=== Data ===

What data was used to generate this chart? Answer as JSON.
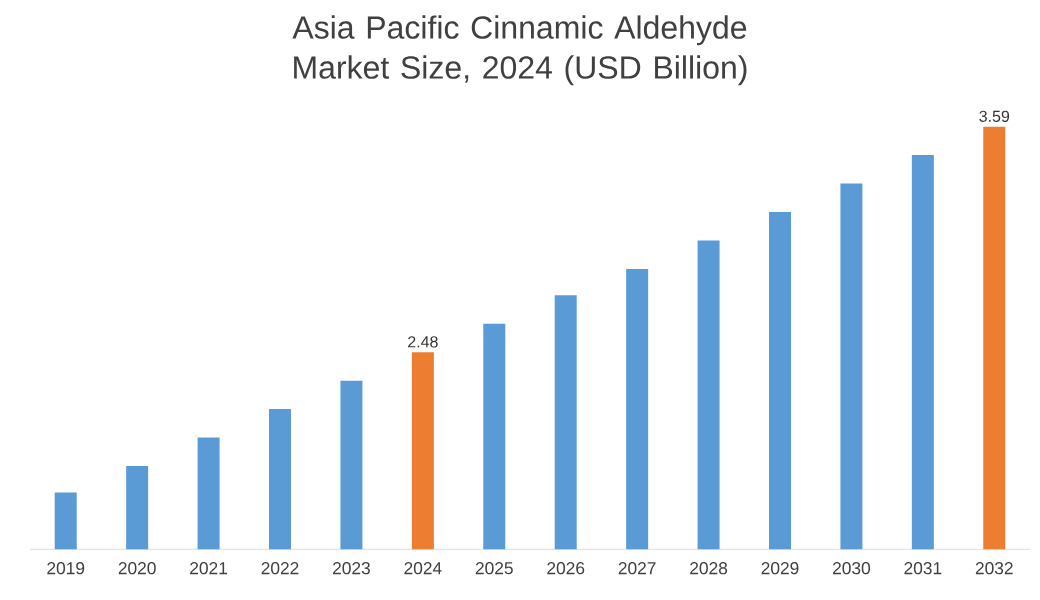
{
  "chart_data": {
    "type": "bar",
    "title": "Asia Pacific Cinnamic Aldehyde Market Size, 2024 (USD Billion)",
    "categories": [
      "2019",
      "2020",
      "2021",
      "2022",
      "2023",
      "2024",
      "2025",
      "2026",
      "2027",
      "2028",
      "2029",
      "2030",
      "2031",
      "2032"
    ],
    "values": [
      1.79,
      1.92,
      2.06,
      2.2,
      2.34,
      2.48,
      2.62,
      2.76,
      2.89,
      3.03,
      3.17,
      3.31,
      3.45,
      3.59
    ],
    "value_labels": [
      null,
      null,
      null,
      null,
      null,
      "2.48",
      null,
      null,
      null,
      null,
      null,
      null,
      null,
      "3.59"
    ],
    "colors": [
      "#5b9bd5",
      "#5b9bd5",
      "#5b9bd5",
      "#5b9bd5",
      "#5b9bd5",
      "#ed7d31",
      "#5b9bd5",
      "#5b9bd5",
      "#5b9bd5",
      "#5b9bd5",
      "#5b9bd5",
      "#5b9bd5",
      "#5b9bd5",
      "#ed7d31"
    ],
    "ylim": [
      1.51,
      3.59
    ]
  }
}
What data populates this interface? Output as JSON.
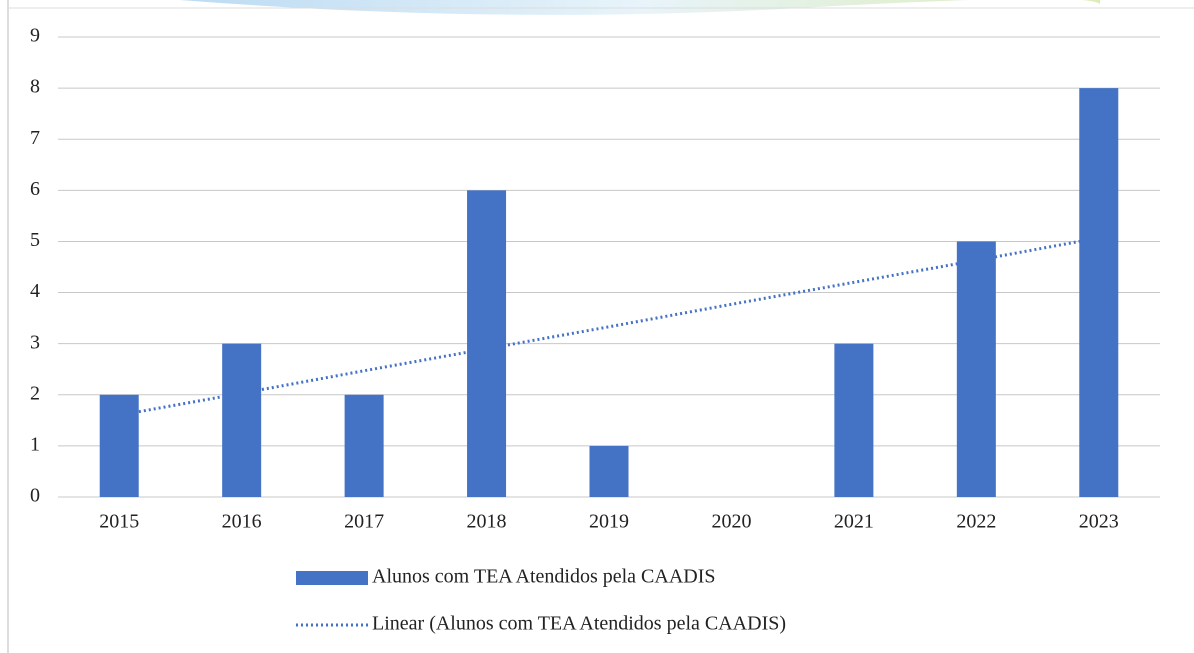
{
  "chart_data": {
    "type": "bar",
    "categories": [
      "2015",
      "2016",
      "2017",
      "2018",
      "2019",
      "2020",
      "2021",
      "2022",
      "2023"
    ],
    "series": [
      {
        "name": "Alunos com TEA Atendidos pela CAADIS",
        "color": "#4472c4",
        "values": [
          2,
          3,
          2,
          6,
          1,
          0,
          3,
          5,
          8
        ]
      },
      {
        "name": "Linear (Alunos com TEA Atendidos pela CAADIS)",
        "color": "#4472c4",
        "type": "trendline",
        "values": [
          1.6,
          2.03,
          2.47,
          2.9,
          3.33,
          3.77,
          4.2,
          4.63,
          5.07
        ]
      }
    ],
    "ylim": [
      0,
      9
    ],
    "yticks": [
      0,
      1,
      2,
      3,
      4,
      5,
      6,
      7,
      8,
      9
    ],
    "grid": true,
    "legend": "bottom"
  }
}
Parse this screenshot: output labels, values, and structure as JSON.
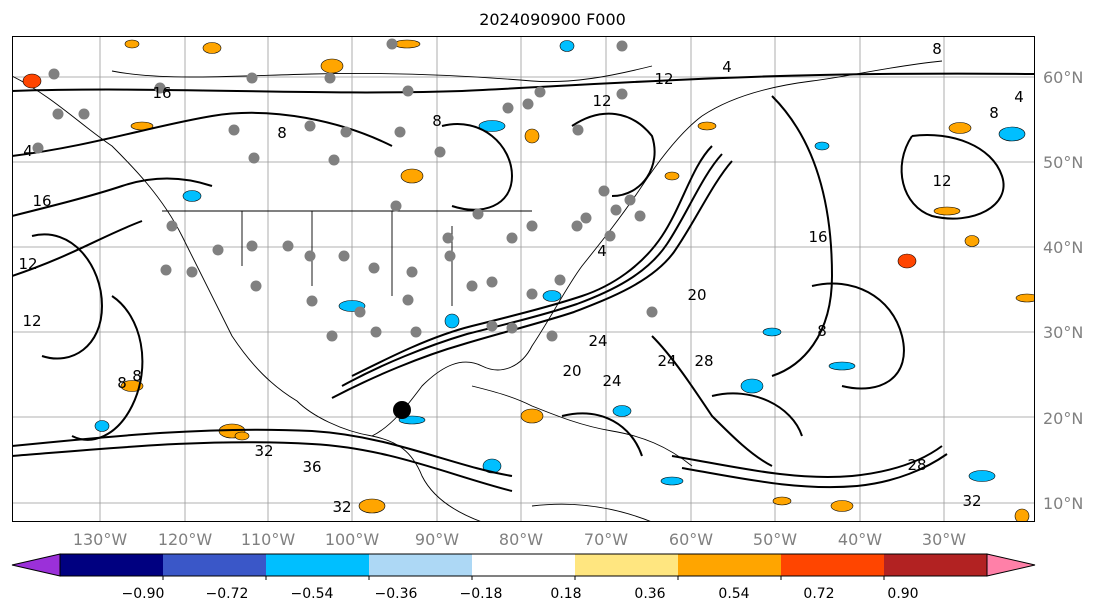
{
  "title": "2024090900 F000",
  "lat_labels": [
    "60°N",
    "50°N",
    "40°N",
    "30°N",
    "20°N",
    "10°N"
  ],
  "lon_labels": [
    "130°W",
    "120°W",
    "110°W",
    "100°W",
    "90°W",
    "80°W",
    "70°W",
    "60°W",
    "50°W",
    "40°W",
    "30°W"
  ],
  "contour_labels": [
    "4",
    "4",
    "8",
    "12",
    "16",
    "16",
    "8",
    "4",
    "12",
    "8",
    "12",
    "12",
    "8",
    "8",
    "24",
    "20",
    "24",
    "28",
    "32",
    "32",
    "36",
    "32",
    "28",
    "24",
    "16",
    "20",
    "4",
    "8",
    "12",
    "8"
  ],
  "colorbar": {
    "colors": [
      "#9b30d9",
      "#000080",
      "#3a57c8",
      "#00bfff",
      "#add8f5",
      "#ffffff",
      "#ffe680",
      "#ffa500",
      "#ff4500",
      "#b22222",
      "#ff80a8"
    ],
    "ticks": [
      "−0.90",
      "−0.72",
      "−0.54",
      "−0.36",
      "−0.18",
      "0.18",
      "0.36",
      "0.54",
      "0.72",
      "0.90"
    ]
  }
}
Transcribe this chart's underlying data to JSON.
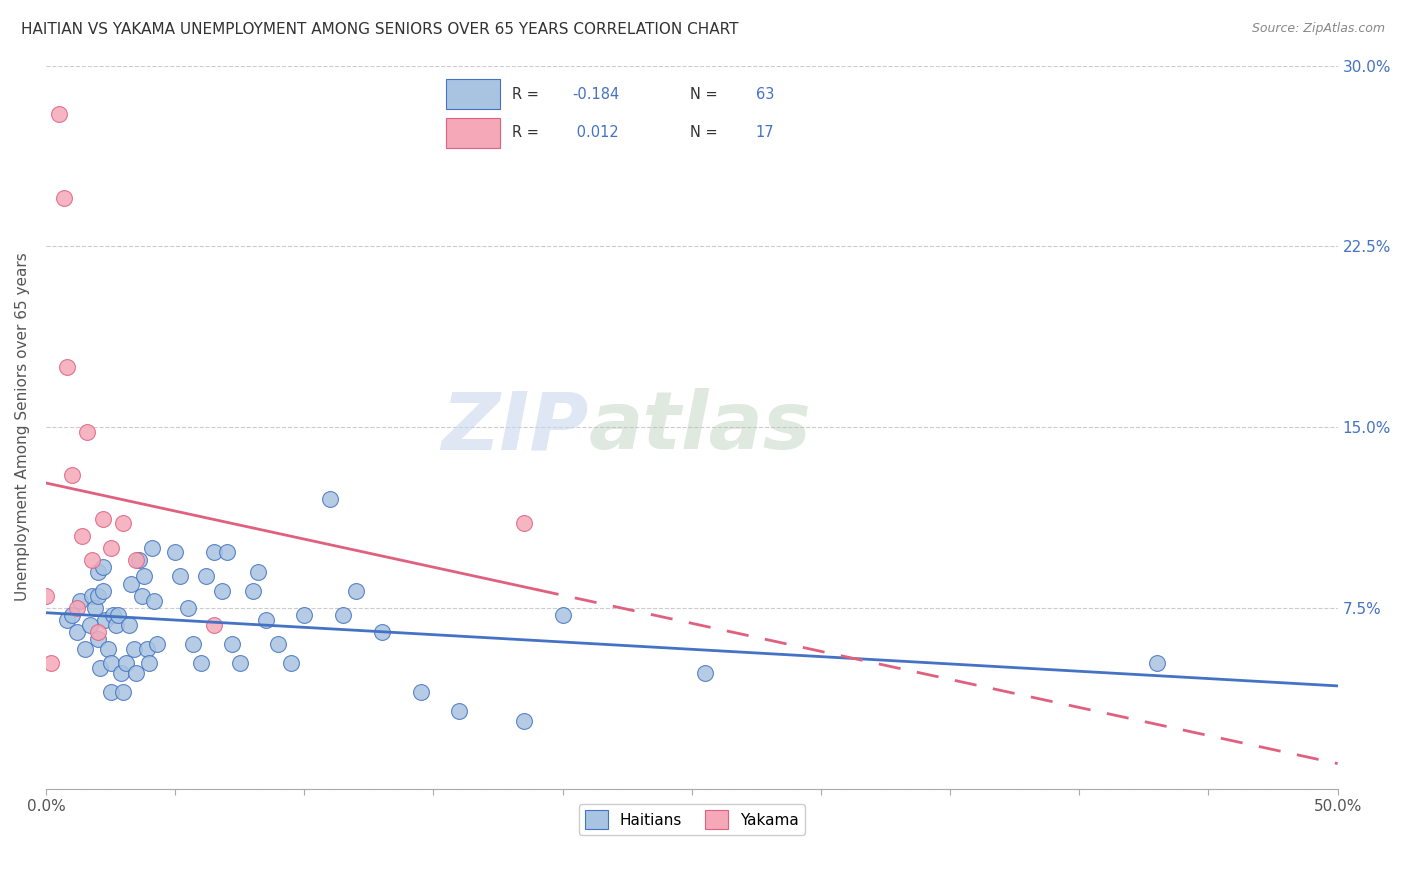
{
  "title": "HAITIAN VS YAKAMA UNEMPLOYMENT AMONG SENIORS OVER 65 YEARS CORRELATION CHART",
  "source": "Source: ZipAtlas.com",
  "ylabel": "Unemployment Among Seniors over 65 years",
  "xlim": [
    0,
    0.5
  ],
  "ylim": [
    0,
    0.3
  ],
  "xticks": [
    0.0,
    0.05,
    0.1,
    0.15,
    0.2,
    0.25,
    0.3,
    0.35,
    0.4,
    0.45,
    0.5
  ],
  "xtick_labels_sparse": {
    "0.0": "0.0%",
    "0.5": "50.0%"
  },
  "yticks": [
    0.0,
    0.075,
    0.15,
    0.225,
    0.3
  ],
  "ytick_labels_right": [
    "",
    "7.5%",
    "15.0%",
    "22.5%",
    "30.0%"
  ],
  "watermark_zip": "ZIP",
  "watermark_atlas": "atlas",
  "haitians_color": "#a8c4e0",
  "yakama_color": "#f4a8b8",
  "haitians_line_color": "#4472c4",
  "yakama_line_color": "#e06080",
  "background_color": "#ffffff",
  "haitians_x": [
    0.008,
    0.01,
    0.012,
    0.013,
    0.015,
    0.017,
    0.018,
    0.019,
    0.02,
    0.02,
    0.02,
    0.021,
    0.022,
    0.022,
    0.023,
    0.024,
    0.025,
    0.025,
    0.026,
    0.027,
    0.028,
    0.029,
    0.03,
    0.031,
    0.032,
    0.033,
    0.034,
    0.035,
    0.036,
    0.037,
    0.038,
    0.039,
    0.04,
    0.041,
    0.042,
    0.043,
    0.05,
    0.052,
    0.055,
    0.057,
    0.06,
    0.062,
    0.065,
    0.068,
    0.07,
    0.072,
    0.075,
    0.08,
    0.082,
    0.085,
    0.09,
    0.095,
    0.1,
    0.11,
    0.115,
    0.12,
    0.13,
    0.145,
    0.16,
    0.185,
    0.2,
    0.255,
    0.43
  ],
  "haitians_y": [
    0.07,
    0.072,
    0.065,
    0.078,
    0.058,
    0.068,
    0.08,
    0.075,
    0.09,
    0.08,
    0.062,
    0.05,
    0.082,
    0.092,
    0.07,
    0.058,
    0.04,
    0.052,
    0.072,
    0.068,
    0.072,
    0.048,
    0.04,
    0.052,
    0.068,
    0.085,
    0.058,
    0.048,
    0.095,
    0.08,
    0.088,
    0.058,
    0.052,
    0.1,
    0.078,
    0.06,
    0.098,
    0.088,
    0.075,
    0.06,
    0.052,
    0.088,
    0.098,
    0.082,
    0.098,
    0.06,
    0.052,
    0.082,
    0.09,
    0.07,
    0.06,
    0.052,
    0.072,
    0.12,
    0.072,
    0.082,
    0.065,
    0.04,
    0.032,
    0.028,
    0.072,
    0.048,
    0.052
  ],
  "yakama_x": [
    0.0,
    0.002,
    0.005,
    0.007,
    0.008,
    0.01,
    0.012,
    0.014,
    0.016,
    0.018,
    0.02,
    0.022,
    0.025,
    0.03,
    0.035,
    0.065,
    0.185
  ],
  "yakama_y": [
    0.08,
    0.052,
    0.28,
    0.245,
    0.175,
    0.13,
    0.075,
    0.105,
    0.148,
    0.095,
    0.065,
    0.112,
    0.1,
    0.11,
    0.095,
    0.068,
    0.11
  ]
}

===

Exclude the images and reproduce the remaining data exactly.

• Written answer:
What data was used to generate this chart? Answer as JSON.
{
  "chart_data": {
    "type": "bar",
    "title": "Asia Pacific Cinnamic Aldehyde Market Size, 2024 (USD Billion)",
    "categories": [
      "2019",
      "2020",
      "2021",
      "2022",
      "2023",
      "2024",
      "2025",
      "2026",
      "2027",
      "2028",
      "2029",
      "2030",
      "2031",
      "2032"
    ],
    "values": [
      1.79,
      1.92,
      2.06,
      2.2,
      2.34,
      2.48,
      2.62,
      2.76,
      2.89,
      3.03,
      3.17,
      3.31,
      3.45,
      3.59
    ],
    "value_labels": [
      null,
      null,
      null,
      null,
      null,
      "2.48",
      null,
      null,
      null,
      null,
      null,
      null,
      null,
      "3.59"
    ],
    "colors": [
      "#5b9bd5",
      "#5b9bd5",
      "#5b9bd5",
      "#5b9bd5",
      "#5b9bd5",
      "#ed7d31",
      "#5b9bd5",
      "#5b9bd5",
      "#5b9bd5",
      "#5b9bd5",
      "#5b9bd5",
      "#5b9bd5",
      "#5b9bd5",
      "#ed7d31"
    ],
    "ylim": [
      1.51,
      3.59
    ]
  }
}
What data populates this interface? Output as JSON.
{
  "chart_data": {
    "type": "bar",
    "categories": [
      "2015",
      "2016",
      "2017",
      "2018",
      "2019",
      "2020",
      "2021",
      "2022",
      "2023"
    ],
    "series": [
      {
        "name": "Alunos com TEA Atendidos pela CAADIS",
        "color": "#4472c4",
        "values": [
          2,
          3,
          2,
          6,
          1,
          0,
          3,
          5,
          8
        ]
      },
      {
        "name": "Linear (Alunos com TEA Atendidos pela CAADIS)",
        "color": "#4472c4",
        "type": "trendline",
        "values": [
          1.6,
          2.03,
          2.47,
          2.9,
          3.33,
          3.77,
          4.2,
          4.63,
          5.07
        ]
      }
    ],
    "ylim": [
      0,
      9
    ],
    "yticks": [
      0,
      1,
      2,
      3,
      4,
      5,
      6,
      7,
      8,
      9
    ],
    "grid": true,
    "legend": "bottom"
  }
}
Parse this screenshot: output labels, values, and structure as JSON.
{
  "title": "2024090900 F000",
  "lat_labels": [
    "60°N",
    "50°N",
    "40°N",
    "30°N",
    "20°N",
    "10°N"
  ],
  "lon_labels": [
    "130°W",
    "120°W",
    "110°W",
    "100°W",
    "90°W",
    "80°W",
    "70°W",
    "60°W",
    "50°W",
    "40°W",
    "30°W"
  ],
  "contour_labels": [
    "4",
    "4",
    "8",
    "12",
    "16",
    "16",
    "8",
    "4",
    "12",
    "8",
    "12",
    "12",
    "8",
    "8",
    "24",
    "20",
    "24",
    "28",
    "32",
    "32",
    "36",
    "32",
    "28",
    "24",
    "16",
    "20",
    "4",
    "8",
    "12",
    "8"
  ],
  "colorbar": {
    "colors": [
      "#9b30d9",
      "#000080",
      "#3a57c8",
      "#00bfff",
      "#add8f5",
      "#ffffff",
      "#ffe680",
      "#ffa500",
      "#ff4500",
      "#b22222",
      "#ff80a8"
    ],
    "ticks": [
      "−0.90",
      "−0.72",
      "−0.54",
      "−0.36",
      "−0.18",
      "0.18",
      "0.36",
      "0.54",
      "0.72",
      "0.90"
    ]
  }
}
Transcribe this chart's underlying data to JSON.
{
  "title": "HAITIAN VS YAKAMA UNEMPLOYMENT AMONG SENIORS OVER 65 YEARS CORRELATION CHART",
  "source": "Source: ZipAtlas.com",
  "ylabel": "Unemployment Among Seniors over 65 years",
  "xlim": [
    0,
    0.5
  ],
  "ylim": [
    0,
    0.3
  ],
  "xticks": [
    0.0,
    0.05,
    0.1,
    0.15,
    0.2,
    0.25,
    0.3,
    0.35,
    0.4,
    0.45,
    0.5
  ],
  "xtick_labels_sparse": {
    "0.0": "0.0%",
    "0.5": "50.0%"
  },
  "yticks": [
    0.0,
    0.075,
    0.15,
    0.225,
    0.3
  ],
  "ytick_labels_right": [
    "",
    "7.5%",
    "15.0%",
    "22.5%",
    "30.0%"
  ],
  "watermark_zip": "ZIP",
  "watermark_atlas": "atlas",
  "haitians_color": "#a8c4e0",
  "yakama_color": "#f4a8b8",
  "haitians_line_color": "#4472c4",
  "yakama_line_color": "#e06080",
  "background_color": "#ffffff",
  "haitians_x": [
    0.008,
    0.01,
    0.012,
    0.013,
    0.015,
    0.017,
    0.018,
    0.019,
    0.02,
    0.02,
    0.02,
    0.021,
    0.022,
    0.022,
    0.023,
    0.024,
    0.025,
    0.025,
    0.026,
    0.027,
    0.028,
    0.029,
    0.03,
    0.031,
    0.032,
    0.033,
    0.034,
    0.035,
    0.036,
    0.037,
    0.038,
    0.039,
    0.04,
    0.041,
    0.042,
    0.043,
    0.05,
    0.052,
    0.055,
    0.057,
    0.06,
    0.062,
    0.065,
    0.068,
    0.07,
    0.072,
    0.075,
    0.08,
    0.082,
    0.085,
    0.09,
    0.095,
    0.1,
    0.11,
    0.115,
    0.12,
    0.13,
    0.145,
    0.16,
    0.185,
    0.2,
    0.255,
    0.43
  ],
  "haitians_y": [
    0.07,
    0.072,
    0.065,
    0.078,
    0.058,
    0.068,
    0.08,
    0.075,
    0.09,
    0.08,
    0.062,
    0.05,
    0.082,
    0.092,
    0.07,
    0.058,
    0.04,
    0.052,
    0.072,
    0.068,
    0.072,
    0.048,
    0.04,
    0.052,
    0.068,
    0.085,
    0.058,
    0.048,
    0.095,
    0.08,
    0.088,
    0.058,
    0.052,
    0.1,
    0.078,
    0.06,
    0.098,
    0.088,
    0.075,
    0.06,
    0.052,
    0.088,
    0.098,
    0.082,
    0.098,
    0.06,
    0.052,
    0.082,
    0.09,
    0.07,
    0.06,
    0.052,
    0.072,
    0.12,
    0.072,
    0.082,
    0.065,
    0.04,
    0.032,
    0.028,
    0.072,
    0.048,
    0.052
  ],
  "yakama_x": [
    0.0,
    0.002,
    0.005,
    0.007,
    0.008,
    0.01,
    0.012,
    0.014,
    0.016,
    0.018,
    0.02,
    0.022,
    0.025,
    0.03,
    0.035,
    0.065,
    0.185
  ],
  "yakama_y": [
    0.08,
    0.052,
    0.28,
    0.245,
    0.175,
    0.13,
    0.075,
    0.105,
    0.148,
    0.095,
    0.065,
    0.112,
    0.1,
    0.11,
    0.095,
    0.068,
    0.11
  ]
}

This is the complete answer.